Dataset records
• • •

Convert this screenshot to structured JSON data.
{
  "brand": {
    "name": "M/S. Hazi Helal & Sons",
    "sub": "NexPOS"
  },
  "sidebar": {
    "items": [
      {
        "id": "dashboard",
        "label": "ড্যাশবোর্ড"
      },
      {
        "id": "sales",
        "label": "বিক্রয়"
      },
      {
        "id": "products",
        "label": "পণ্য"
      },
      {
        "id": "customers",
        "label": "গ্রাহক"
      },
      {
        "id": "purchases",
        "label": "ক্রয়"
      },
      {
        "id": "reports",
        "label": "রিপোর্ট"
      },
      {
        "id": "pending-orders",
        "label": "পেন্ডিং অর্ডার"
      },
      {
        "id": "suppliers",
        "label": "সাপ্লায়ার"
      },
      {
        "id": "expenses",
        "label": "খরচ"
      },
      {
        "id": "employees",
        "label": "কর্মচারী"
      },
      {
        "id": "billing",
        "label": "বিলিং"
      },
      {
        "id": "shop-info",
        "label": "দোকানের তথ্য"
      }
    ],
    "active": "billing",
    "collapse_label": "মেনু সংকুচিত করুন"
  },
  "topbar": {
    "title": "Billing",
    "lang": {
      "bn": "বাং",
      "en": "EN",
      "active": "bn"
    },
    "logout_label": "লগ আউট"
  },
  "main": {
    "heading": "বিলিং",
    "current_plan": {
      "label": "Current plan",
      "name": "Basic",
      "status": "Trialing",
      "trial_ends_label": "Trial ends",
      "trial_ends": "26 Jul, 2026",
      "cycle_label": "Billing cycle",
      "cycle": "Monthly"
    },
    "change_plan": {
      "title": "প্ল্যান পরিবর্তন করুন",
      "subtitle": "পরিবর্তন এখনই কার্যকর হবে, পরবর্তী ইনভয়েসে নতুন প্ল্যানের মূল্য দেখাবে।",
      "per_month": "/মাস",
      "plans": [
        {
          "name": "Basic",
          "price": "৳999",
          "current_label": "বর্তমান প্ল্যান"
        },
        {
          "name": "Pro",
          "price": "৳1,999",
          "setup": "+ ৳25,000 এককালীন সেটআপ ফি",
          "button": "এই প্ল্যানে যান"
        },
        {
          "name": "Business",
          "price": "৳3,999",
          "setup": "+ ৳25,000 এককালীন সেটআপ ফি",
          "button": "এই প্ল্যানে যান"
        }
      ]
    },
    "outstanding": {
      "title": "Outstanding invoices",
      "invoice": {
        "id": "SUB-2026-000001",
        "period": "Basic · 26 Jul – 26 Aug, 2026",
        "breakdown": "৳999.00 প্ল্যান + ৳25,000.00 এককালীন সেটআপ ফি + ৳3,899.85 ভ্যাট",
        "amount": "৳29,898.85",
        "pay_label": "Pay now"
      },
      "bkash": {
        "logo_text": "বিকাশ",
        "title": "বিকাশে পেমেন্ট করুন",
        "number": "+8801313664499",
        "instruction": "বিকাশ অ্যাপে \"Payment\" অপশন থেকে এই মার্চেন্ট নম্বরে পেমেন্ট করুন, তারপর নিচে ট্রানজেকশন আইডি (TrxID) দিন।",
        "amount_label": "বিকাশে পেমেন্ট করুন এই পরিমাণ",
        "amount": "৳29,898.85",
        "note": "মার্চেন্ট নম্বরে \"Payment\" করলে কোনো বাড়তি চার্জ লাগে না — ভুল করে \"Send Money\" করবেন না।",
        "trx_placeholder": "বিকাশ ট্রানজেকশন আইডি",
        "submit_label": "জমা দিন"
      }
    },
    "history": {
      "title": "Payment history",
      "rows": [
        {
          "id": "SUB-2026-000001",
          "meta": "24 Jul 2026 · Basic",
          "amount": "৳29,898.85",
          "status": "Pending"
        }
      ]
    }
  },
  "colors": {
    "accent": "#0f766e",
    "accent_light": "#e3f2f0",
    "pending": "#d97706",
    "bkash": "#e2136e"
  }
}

• • •

Given task:
Where a line holds "name", copy it out.

Exercise response:
    "name": "M/S. Hazi Helal & Sons",
      "name": "Basic",
          "name": "Basic",
          "name": "Pro",
          "name": "Business",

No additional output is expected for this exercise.